-- Start Dataset records --

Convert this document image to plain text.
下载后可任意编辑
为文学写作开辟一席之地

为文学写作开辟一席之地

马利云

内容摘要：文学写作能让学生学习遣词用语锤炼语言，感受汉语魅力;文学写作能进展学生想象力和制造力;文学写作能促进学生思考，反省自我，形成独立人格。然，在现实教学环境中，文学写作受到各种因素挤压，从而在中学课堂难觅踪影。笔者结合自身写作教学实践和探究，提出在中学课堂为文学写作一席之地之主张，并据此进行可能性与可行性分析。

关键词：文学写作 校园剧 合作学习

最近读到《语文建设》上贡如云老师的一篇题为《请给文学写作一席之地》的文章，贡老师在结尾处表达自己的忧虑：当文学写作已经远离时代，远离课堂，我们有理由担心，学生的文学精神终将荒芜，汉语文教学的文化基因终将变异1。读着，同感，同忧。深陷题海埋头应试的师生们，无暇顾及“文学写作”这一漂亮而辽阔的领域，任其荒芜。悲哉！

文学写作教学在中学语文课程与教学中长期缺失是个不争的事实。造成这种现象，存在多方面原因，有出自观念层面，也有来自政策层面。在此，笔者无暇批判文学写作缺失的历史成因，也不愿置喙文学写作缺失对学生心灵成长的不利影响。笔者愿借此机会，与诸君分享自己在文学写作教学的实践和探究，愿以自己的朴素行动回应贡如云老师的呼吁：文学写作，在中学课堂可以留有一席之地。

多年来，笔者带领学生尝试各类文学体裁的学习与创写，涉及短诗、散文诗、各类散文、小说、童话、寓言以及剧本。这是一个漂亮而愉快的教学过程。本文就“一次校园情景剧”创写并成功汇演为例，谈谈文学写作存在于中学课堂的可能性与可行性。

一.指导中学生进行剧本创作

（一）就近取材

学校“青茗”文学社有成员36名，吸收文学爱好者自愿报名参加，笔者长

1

-- End Dataset records --

= Problem to solve =
Using the material above, print every entry exactly as written.

= Finished exercise =
Convert this document image to plain text.
下载后可任意编辑
为文学写作开辟一席之地

为文学写作开辟一席之地

马利云

内容摘要：文学写作能让学生学习遣词用语锤炼语言，感受汉语魅力;文学写作能进展学生想象力和制造力;文学写作能促进学生思考，反省自我，形成独立人格。然，在现实教学环境中，文学写作受到各种因素挤压，从而在中学课堂难觅踪影。笔者结合自身写作教学实践和探究，提出在中学课堂为文学写作一席之地之主张，并据此进行可能性与可行性分析。

关键词：文学写作 校园剧 合作学习

最近读到《语文建设》上贡如云老师的一篇题为《请给文学写作一席之地》的文章，贡老师在结尾处表达自己的忧虑：当文学写作已经远离时代，远离课堂，我们有理由担心，学生的文学精神终将荒芜，汉语文教学的文化基因终将变异1。读着，同感，同忧。深陷题海埋头应试的师生们，无暇顾及“文学写作”这一漂亮而辽阔的领域，任其荒芜。悲哉！

文学写作教学在中学语文课程与教学中长期缺失是个不争的事实。造成这种现象，存在多方面原因，有出自观念层面，也有来自政策层面。在此，笔者无暇批判文学写作缺失的历史成因，也不愿置喙文学写作缺失对学生心灵成长的不利影响。笔者愿借此机会，与诸君分享自己在文学写作教学的实践和探究，愿以自己的朴素行动回应贡如云老师的呼吁：文学写作，在中学课堂可以留有一席之地。

多年来，笔者带领学生尝试各类文学体裁的学习与创写，涉及短诗、散文诗、各类散文、小说、童话、寓言以及剧本。这是一个漂亮而愉快的教学过程。本文就“一次校园情景剧”创写并成功汇演为例，谈谈文学写作存在于中学课堂的可能性与可行性。

一.指导中学生进行剧本创作

（一）就近取材

学校“青茗”文学社有成员36名，吸收文学爱好者自愿报名参加，笔者长

1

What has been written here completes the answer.